» **STATED PROBLEM**
Report how many lines contain "this"; state the number and nothing else.

>> Begin EXERCISE MATERIAL

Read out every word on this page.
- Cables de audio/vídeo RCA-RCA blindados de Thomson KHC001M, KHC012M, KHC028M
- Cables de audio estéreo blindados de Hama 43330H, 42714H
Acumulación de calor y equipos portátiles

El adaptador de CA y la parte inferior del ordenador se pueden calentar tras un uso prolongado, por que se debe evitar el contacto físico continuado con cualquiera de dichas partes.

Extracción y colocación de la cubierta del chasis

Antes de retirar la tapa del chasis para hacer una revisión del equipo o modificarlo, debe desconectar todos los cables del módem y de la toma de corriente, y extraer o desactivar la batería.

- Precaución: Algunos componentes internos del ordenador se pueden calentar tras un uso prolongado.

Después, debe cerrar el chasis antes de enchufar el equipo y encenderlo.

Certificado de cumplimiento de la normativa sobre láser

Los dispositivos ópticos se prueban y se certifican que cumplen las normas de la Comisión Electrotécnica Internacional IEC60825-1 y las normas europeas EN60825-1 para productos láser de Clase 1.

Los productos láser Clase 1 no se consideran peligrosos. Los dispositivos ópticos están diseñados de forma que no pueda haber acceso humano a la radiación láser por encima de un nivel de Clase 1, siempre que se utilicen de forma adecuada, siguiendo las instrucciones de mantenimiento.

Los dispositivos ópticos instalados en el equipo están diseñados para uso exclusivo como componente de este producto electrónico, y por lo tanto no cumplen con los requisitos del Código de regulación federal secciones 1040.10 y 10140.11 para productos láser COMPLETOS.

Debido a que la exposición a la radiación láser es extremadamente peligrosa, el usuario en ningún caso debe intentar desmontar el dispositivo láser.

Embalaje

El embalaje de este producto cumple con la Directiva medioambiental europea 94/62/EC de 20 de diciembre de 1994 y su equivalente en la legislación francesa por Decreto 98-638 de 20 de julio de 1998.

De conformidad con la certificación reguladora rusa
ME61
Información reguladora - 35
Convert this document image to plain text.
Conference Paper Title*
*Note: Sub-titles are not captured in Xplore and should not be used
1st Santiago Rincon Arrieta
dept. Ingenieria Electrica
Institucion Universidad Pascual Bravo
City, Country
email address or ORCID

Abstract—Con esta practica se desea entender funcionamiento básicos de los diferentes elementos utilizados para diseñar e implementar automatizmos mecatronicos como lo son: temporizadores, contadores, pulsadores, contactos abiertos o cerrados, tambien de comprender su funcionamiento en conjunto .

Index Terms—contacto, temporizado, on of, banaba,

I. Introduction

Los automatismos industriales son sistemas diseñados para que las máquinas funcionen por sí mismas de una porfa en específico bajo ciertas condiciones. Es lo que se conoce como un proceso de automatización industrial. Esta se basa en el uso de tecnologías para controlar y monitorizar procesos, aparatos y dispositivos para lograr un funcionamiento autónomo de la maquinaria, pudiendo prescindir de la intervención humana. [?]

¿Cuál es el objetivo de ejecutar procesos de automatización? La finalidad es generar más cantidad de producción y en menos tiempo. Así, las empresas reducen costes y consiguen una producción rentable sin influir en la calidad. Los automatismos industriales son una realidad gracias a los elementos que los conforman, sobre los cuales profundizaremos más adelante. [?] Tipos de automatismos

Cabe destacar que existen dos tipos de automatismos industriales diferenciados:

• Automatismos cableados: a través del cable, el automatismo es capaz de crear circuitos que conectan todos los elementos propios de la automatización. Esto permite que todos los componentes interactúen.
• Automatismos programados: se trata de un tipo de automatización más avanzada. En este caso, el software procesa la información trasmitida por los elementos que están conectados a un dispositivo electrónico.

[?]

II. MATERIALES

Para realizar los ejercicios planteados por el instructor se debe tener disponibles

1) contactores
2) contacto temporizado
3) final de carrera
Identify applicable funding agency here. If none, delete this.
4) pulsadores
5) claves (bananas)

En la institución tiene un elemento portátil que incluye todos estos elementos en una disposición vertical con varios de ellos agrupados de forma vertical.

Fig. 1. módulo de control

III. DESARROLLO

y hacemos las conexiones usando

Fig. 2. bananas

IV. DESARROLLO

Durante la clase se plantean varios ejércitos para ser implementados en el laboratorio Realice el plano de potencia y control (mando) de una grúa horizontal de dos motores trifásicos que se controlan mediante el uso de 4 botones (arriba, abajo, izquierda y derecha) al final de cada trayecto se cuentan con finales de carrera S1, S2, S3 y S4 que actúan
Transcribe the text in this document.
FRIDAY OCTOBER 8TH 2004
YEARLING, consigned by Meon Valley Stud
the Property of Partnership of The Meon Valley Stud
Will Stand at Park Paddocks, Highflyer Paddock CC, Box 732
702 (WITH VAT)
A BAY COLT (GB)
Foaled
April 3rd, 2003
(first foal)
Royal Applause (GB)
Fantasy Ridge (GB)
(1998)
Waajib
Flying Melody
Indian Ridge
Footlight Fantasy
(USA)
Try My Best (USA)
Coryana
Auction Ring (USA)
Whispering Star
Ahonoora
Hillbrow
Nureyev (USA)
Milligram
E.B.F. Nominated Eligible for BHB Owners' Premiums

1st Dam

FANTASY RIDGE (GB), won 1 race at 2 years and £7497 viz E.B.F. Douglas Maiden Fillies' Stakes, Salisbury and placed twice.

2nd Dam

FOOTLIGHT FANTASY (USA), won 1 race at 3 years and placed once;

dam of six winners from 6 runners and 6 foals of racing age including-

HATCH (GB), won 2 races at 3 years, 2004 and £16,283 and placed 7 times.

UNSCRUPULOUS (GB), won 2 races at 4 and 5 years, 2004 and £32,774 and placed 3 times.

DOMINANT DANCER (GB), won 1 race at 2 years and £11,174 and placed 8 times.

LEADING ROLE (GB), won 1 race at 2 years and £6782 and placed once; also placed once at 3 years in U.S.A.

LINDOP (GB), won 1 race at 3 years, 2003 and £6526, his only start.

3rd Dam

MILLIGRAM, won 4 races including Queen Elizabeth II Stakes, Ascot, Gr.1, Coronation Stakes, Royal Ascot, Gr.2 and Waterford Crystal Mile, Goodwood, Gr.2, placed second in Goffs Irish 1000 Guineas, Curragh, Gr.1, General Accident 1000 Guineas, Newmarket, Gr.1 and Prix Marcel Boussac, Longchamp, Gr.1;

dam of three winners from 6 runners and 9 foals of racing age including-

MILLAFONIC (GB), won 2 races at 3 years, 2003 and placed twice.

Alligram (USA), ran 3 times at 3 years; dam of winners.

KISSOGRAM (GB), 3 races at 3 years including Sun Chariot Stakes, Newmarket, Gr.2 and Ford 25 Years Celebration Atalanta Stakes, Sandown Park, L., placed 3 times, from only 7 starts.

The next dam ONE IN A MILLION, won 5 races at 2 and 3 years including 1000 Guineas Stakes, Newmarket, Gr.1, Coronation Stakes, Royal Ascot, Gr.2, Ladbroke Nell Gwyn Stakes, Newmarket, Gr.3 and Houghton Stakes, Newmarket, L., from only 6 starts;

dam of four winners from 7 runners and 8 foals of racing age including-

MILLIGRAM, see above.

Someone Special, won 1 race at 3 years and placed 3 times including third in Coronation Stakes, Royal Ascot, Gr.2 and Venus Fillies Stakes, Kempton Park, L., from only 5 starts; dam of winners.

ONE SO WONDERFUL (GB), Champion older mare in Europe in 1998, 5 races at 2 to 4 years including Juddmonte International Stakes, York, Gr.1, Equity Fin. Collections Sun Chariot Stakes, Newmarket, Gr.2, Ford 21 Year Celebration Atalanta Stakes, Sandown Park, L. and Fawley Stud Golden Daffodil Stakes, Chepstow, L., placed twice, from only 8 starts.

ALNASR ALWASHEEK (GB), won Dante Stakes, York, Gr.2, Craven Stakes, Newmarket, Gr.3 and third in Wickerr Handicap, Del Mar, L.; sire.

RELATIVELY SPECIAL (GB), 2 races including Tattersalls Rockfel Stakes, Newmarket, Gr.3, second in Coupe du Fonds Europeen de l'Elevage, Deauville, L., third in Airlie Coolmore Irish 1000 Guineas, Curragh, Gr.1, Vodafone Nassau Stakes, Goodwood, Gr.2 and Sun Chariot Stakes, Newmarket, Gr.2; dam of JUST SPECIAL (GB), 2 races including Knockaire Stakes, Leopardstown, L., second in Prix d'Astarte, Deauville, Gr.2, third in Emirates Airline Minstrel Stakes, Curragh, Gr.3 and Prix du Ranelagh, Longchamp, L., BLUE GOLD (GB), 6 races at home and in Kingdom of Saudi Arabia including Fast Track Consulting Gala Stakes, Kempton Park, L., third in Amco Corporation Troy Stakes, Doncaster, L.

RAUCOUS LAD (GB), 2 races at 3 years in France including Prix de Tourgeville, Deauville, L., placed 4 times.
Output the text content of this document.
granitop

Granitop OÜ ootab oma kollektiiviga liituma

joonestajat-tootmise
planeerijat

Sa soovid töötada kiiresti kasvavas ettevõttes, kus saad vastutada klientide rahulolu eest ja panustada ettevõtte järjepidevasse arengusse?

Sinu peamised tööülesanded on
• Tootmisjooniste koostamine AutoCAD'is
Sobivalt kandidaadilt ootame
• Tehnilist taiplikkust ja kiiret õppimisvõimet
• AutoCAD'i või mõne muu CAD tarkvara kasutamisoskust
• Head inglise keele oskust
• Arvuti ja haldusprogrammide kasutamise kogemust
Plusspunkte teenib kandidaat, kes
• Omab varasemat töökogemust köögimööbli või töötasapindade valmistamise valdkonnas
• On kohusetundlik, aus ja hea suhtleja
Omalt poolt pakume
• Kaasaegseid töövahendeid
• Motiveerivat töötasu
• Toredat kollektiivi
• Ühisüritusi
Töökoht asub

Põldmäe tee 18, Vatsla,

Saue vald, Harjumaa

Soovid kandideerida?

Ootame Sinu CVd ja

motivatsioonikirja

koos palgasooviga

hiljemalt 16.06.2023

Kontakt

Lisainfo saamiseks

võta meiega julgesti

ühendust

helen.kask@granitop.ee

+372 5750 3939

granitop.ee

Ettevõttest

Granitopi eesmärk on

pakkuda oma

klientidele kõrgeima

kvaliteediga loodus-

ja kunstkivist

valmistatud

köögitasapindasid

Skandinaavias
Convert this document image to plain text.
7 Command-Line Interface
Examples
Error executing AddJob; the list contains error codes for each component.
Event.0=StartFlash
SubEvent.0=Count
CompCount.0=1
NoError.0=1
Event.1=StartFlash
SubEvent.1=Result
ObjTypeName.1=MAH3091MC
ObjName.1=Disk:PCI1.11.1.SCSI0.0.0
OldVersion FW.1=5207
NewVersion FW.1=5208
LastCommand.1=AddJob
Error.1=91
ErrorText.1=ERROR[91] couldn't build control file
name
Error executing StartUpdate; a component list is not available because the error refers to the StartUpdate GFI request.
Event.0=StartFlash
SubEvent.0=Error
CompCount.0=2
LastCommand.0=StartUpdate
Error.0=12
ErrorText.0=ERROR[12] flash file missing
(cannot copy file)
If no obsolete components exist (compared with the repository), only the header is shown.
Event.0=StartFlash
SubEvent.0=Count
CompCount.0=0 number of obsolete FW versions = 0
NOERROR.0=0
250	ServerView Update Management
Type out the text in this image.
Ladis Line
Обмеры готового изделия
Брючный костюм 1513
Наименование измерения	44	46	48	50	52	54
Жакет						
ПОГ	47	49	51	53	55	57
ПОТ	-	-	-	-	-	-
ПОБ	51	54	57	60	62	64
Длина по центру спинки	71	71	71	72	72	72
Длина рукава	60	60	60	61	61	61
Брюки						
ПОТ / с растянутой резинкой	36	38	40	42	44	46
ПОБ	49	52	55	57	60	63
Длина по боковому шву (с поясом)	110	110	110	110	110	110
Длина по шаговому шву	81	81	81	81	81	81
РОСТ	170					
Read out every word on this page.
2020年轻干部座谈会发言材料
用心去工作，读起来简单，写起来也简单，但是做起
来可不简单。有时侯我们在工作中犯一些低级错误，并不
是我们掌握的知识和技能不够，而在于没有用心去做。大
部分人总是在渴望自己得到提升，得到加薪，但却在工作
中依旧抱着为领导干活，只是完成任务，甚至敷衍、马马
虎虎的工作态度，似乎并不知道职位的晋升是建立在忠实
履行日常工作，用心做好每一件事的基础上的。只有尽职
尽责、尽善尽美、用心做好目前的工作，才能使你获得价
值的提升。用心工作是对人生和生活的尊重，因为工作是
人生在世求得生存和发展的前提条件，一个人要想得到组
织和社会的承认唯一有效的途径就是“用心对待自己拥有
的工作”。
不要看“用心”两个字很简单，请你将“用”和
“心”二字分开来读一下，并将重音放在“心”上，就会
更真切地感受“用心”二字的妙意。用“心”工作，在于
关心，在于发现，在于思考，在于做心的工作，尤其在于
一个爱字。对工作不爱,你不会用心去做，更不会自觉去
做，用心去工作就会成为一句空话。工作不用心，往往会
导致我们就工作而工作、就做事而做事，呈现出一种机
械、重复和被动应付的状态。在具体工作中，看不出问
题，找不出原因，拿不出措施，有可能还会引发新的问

>> End EXERCISE MATERIAL

» **FULL SOLUTION**
8